Problem to work on: Write out each line of the listing as it stands, without the images.

Dataset records:
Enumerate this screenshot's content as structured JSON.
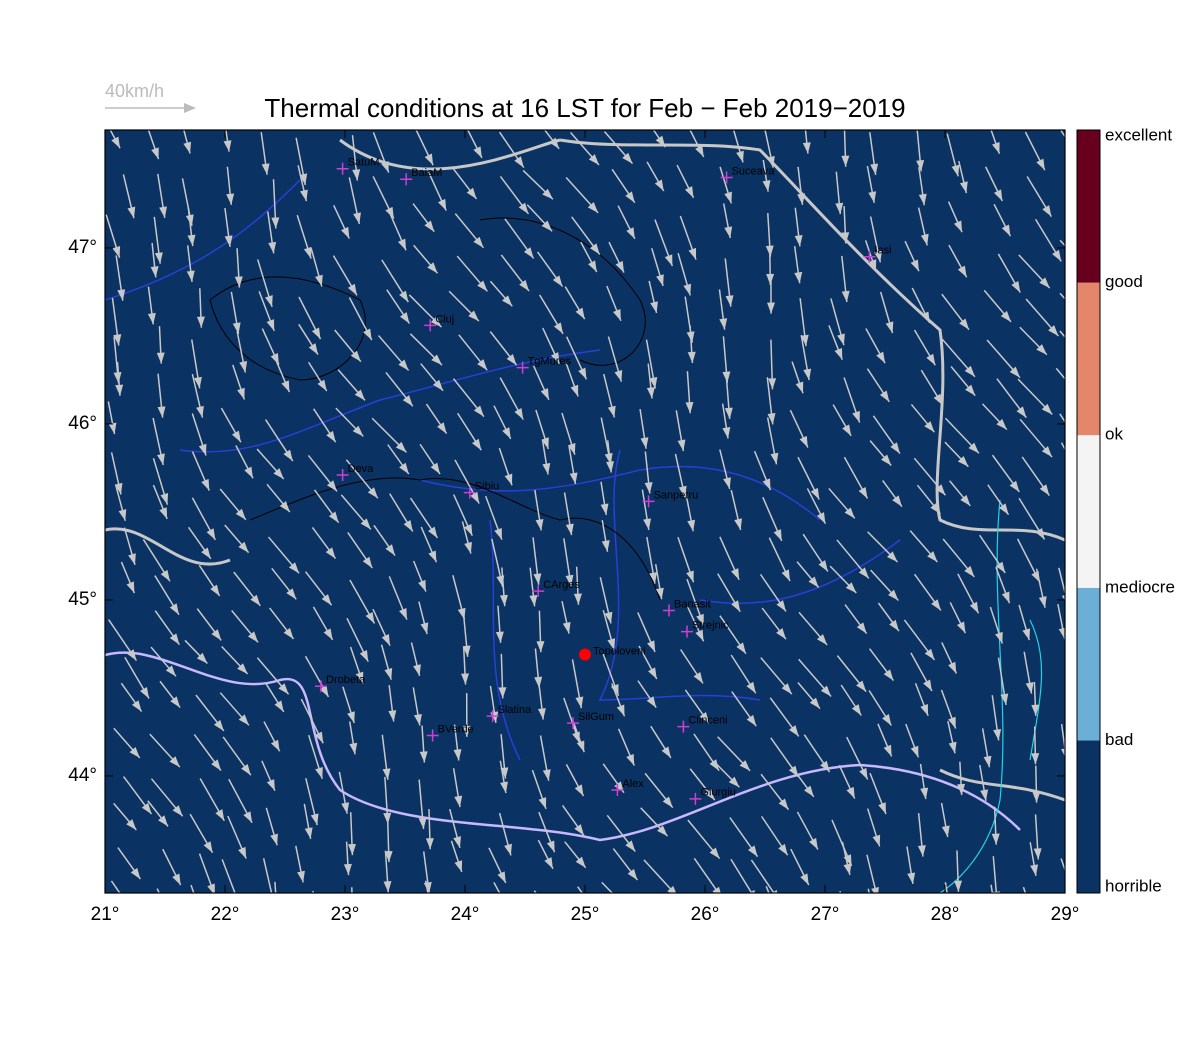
{
  "title": "Thermal conditions at 16 LST for Feb − Feb  2019−2019",
  "vector_scale": "40km/h",
  "map": {
    "xlim": [
      21,
      29
    ],
    "ylim": [
      43.335,
      47.67
    ],
    "xticks": [
      {
        "value": 21,
        "label": "21°"
      },
      {
        "value": 22,
        "label": "22°"
      },
      {
        "value": 23,
        "label": "23°"
      },
      {
        "value": 24,
        "label": "24°"
      },
      {
        "value": 25,
        "label": "25°"
      },
      {
        "value": 26,
        "label": "26°"
      },
      {
        "value": 27,
        "label": "27°"
      },
      {
        "value": 28,
        "label": "28°"
      },
      {
        "value": 29,
        "label": "29°"
      }
    ],
    "yticks": [
      {
        "value": 44,
        "label": "44°"
      },
      {
        "value": 45,
        "label": "45°"
      },
      {
        "value": 46,
        "label": "46°"
      },
      {
        "value": 47,
        "label": "47°"
      }
    ],
    "background": "#0a3263",
    "cities": [
      {
        "name": "SatuM",
        "lon": 22.98,
        "lat": 47.45
      },
      {
        "name": "BaiaM",
        "lon": 23.51,
        "lat": 47.39
      },
      {
        "name": "Suceava",
        "lon": 26.18,
        "lat": 47.4
      },
      {
        "name": "Iasi",
        "lon": 27.37,
        "lat": 46.95
      },
      {
        "name": "Cluj",
        "lon": 23.71,
        "lat": 46.56
      },
      {
        "name": "TgMures",
        "lon": 24.48,
        "lat": 46.32
      },
      {
        "name": "Deva",
        "lon": 22.98,
        "lat": 45.71
      },
      {
        "name": "Sibiu",
        "lon": 24.04,
        "lat": 45.61
      },
      {
        "name": "Sanpetru",
        "lon": 25.53,
        "lat": 45.56
      },
      {
        "name": "CArges",
        "lon": 24.61,
        "lat": 45.05
      },
      {
        "name": "Banasit",
        "lon": 25.7,
        "lat": 44.94
      },
      {
        "name": "Strejnic",
        "lon": 25.85,
        "lat": 44.82
      },
      {
        "name": "Drobeta",
        "lon": 22.8,
        "lat": 44.51
      },
      {
        "name": "Slatina",
        "lon": 24.23,
        "lat": 44.34
      },
      {
        "name": "SilGum",
        "lon": 24.9,
        "lat": 44.3
      },
      {
        "name": "Clinceni",
        "lon": 25.82,
        "lat": 44.28
      },
      {
        "name": "BVerde",
        "lon": 23.73,
        "lat": 44.23
      },
      {
        "name": "Alex",
        "lon": 25.27,
        "lat": 43.92
      },
      {
        "name": "Giurgiu",
        "lon": 25.92,
        "lat": 43.87
      }
    ],
    "site": {
      "name": "Topoloveni",
      "lon": 25.0,
      "lat": 44.69,
      "color": "#ff0000"
    }
  },
  "colorbar": {
    "labels": [
      "horrible",
      "bad",
      "mediocre",
      "ok",
      "good",
      "excellent"
    ],
    "colors": [
      "#0a3263",
      "#6baed6",
      "#f4f4f4",
      "#e3866a",
      "#67001f"
    ]
  }
}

Solution:
Enumerate this screenshot's content as structured JSON.
{
  "title": "Thermal conditions at 16 LST for Feb − Feb  2019−2019",
  "vector_scale": "40km/h",
  "map": {
    "xlim": [
      21,
      29
    ],
    "ylim": [
      43.335,
      47.67
    ],
    "xticks": [
      {
        "value": 21,
        "label": "21°"
      },
      {
        "value": 22,
        "label": "22°"
      },
      {
        "value": 23,
        "label": "23°"
      },
      {
        "value": 24,
        "label": "24°"
      },
      {
        "value": 25,
        "label": "25°"
      },
      {
        "value": 26,
        "label": "26°"
      },
      {
        "value": 27,
        "label": "27°"
      },
      {
        "value": 28,
        "label": "28°"
      },
      {
        "value": 29,
        "label": "29°"
      }
    ],
    "yticks": [
      {
        "value": 44,
        "label": "44°"
      },
      {
        "value": 45,
        "label": "45°"
      },
      {
        "value": 46,
        "label": "46°"
      },
      {
        "value": 47,
        "label": "47°"
      }
    ],
    "background": "#0a3263",
    "cities": [
      {
        "name": "SatuM",
        "lon": 22.98,
        "lat": 47.45
      },
      {
        "name": "BaiaM",
        "lon": 23.51,
        "lat": 47.39
      },
      {
        "name": "Suceava",
        "lon": 26.18,
        "lat": 47.4
      },
      {
        "name": "Iasi",
        "lon": 27.37,
        "lat": 46.95
      },
      {
        "name": "Cluj",
        "lon": 23.71,
        "lat": 46.56
      },
      {
        "name": "TgMures",
        "lon": 24.48,
        "lat": 46.32
      },
      {
        "name": "Deva",
        "lon": 22.98,
        "lat": 45.71
      },
      {
        "name": "Sibiu",
        "lon": 24.04,
        "lat": 45.61
      },
      {
        "name": "Sanpetru",
        "lon": 25.53,
        "lat": 45.56
      },
      {
        "name": "CArges",
        "lon": 24.61,
        "lat": 45.05
      },
      {
        "name": "Banasit",
        "lon": 25.7,
        "lat": 44.94
      },
      {
        "name": "Strejnic",
        "lon": 25.85,
        "lat": 44.82
      },
      {
        "name": "Drobeta",
        "lon": 22.8,
        "lat": 44.51
      },
      {
        "name": "Slatina",
        "lon": 24.23,
        "lat": 44.34
      },
      {
        "name": "SilGum",
        "lon": 24.9,
        "lat": 44.3
      },
      {
        "name": "Clinceni",
        "lon": 25.82,
        "lat": 44.28
      },
      {
        "name": "BVerde",
        "lon": 23.73,
        "lat": 44.23
      },
      {
        "name": "Alex",
        "lon": 25.27,
        "lat": 43.92
      },
      {
        "name": "Giurgiu",
        "lon": 25.92,
        "lat": 43.87
      }
    ],
    "site": {
      "name": "Topoloveni",
      "lon": 25.0,
      "lat": 44.69,
      "color": "#ff0000"
    }
  },
  "colorbar": {
    "labels": [
      "horrible",
      "bad",
      "mediocre",
      "ok",
      "good",
      "excellent"
    ],
    "colors": [
      "#0a3263",
      "#6baed6",
      "#f4f4f4",
      "#e3866a",
      "#67001f"
    ]
  }
}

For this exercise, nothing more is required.